EXERCISE INPUTS:

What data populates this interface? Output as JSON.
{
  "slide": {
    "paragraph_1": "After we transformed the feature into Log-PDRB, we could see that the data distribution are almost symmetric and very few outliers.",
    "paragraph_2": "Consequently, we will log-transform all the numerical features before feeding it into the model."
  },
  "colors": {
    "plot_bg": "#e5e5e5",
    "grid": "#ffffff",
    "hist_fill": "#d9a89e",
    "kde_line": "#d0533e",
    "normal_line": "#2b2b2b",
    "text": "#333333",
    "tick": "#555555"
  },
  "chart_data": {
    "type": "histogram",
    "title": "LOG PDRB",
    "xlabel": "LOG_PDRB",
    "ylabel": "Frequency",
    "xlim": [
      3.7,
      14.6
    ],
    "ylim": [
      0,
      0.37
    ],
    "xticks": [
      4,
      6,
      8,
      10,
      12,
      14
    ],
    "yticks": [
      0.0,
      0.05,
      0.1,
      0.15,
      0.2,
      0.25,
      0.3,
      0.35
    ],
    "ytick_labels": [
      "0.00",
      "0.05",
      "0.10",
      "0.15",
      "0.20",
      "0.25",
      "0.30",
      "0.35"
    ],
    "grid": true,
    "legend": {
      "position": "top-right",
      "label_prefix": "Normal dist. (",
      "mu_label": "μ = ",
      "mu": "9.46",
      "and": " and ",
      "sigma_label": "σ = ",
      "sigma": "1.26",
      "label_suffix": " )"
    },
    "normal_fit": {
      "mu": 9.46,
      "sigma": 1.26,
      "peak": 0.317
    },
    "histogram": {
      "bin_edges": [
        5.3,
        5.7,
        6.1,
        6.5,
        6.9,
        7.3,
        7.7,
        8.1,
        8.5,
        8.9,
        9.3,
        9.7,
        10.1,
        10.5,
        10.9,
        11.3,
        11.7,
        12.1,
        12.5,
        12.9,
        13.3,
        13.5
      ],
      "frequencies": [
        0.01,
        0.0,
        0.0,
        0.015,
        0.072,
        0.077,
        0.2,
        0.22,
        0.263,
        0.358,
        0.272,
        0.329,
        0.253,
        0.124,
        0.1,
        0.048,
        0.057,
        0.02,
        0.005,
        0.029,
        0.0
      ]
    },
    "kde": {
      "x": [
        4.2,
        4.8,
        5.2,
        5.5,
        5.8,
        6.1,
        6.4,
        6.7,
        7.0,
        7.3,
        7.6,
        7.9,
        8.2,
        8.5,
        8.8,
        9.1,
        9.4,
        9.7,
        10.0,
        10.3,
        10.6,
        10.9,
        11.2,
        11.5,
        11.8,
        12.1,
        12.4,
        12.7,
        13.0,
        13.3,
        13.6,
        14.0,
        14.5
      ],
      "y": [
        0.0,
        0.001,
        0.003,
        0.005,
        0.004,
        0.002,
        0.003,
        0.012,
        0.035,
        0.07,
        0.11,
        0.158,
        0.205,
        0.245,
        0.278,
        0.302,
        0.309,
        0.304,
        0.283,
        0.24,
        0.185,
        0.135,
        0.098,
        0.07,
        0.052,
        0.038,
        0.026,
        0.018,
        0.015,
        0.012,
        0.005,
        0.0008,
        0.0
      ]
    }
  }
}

...

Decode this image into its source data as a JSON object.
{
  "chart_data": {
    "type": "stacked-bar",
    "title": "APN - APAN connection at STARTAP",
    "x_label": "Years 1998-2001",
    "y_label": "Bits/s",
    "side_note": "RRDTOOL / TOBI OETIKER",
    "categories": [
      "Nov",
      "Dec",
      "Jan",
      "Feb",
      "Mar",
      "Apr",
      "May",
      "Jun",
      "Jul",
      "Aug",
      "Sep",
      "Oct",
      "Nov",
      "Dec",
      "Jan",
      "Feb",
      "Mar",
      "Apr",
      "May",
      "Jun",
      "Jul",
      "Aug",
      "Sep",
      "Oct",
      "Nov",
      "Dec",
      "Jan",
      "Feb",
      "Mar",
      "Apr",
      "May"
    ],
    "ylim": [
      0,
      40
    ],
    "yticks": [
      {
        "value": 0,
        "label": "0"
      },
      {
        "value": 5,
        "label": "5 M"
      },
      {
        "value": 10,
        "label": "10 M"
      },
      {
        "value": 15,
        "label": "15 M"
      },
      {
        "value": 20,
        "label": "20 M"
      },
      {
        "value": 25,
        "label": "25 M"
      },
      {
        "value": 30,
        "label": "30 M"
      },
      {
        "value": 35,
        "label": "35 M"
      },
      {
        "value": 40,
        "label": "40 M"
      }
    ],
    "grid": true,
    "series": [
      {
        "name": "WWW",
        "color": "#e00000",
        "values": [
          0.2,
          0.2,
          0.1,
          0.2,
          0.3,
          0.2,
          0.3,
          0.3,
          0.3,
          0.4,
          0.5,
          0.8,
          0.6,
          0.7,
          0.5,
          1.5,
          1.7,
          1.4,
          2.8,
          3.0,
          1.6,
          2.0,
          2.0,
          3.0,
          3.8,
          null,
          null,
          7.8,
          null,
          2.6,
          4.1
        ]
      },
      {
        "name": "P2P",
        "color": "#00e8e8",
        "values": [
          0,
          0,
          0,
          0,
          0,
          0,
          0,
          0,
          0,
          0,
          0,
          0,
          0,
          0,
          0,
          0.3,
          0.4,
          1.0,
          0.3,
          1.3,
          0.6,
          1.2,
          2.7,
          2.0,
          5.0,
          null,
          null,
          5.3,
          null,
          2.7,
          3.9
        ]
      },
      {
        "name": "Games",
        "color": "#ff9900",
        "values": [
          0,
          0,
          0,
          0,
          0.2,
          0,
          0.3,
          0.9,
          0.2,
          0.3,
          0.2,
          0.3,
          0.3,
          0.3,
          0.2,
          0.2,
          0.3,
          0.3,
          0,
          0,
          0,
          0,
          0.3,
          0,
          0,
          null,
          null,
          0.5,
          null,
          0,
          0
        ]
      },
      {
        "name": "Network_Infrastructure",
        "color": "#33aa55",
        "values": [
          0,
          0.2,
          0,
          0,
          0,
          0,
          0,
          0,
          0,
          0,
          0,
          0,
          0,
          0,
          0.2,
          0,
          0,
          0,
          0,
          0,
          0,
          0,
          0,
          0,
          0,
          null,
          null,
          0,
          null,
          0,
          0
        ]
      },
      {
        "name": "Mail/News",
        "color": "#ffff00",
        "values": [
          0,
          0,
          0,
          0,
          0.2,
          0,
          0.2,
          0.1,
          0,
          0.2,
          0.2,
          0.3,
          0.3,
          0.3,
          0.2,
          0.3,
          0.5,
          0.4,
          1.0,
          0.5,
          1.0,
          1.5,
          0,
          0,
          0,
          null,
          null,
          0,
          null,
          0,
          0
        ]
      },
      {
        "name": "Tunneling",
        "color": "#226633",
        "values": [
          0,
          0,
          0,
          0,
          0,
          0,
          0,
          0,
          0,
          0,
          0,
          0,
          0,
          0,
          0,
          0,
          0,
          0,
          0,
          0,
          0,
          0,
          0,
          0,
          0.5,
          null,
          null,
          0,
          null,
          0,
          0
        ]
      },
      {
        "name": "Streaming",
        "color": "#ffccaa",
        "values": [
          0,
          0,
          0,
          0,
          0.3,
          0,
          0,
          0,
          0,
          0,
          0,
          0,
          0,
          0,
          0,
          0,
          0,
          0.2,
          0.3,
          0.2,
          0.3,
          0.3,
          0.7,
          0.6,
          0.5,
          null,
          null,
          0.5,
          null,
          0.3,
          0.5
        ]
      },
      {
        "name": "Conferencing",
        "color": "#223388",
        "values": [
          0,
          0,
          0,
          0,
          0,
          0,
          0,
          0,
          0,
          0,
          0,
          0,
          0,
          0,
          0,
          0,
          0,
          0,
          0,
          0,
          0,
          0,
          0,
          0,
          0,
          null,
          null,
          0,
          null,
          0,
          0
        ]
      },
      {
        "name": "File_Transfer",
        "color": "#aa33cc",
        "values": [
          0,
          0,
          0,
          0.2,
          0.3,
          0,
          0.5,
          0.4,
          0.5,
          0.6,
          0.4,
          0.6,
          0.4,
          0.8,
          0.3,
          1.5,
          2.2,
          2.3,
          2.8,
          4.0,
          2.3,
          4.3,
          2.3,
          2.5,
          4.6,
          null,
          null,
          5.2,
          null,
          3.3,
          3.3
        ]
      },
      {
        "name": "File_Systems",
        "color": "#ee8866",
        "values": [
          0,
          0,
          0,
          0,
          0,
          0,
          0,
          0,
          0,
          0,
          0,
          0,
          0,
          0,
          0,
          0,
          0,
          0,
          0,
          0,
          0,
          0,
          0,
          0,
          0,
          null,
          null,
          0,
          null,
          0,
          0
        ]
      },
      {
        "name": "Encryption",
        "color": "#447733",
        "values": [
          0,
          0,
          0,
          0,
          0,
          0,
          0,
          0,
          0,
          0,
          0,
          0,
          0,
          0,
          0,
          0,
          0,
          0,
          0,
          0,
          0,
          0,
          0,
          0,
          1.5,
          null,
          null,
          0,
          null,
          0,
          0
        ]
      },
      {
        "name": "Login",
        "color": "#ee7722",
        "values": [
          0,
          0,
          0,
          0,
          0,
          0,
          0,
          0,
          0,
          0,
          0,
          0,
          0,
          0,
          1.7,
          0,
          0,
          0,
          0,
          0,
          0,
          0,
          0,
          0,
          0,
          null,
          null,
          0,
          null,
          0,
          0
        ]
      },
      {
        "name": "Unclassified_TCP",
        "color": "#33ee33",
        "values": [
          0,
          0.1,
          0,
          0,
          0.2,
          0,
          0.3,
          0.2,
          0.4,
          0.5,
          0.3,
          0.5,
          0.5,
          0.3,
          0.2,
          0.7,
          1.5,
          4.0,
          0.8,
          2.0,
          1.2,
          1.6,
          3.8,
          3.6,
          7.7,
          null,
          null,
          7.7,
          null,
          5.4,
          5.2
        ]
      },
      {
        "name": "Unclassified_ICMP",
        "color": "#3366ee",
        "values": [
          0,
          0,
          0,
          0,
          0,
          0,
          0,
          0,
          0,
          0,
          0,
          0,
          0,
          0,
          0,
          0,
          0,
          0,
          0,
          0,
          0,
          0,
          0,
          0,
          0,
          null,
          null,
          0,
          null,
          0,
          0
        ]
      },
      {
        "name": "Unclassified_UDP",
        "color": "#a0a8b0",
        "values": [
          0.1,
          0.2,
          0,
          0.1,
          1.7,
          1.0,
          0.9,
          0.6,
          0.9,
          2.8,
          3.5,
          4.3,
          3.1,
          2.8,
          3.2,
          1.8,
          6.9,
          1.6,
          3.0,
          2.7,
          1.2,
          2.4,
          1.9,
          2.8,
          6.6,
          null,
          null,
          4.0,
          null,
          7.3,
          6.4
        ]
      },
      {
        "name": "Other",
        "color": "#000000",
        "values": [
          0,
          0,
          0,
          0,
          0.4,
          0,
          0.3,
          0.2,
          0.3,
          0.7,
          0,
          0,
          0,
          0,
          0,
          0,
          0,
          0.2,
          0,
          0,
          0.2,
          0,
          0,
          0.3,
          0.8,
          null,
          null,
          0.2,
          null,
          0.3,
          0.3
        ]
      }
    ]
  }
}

PROBLEM TO WORK ON: Copy all lines of the material above where the string "title" occurs.

RESULT OF THE TASK:
    "title": "LOG PDRB",
    "title": "APN - APAN connection at STARTAP",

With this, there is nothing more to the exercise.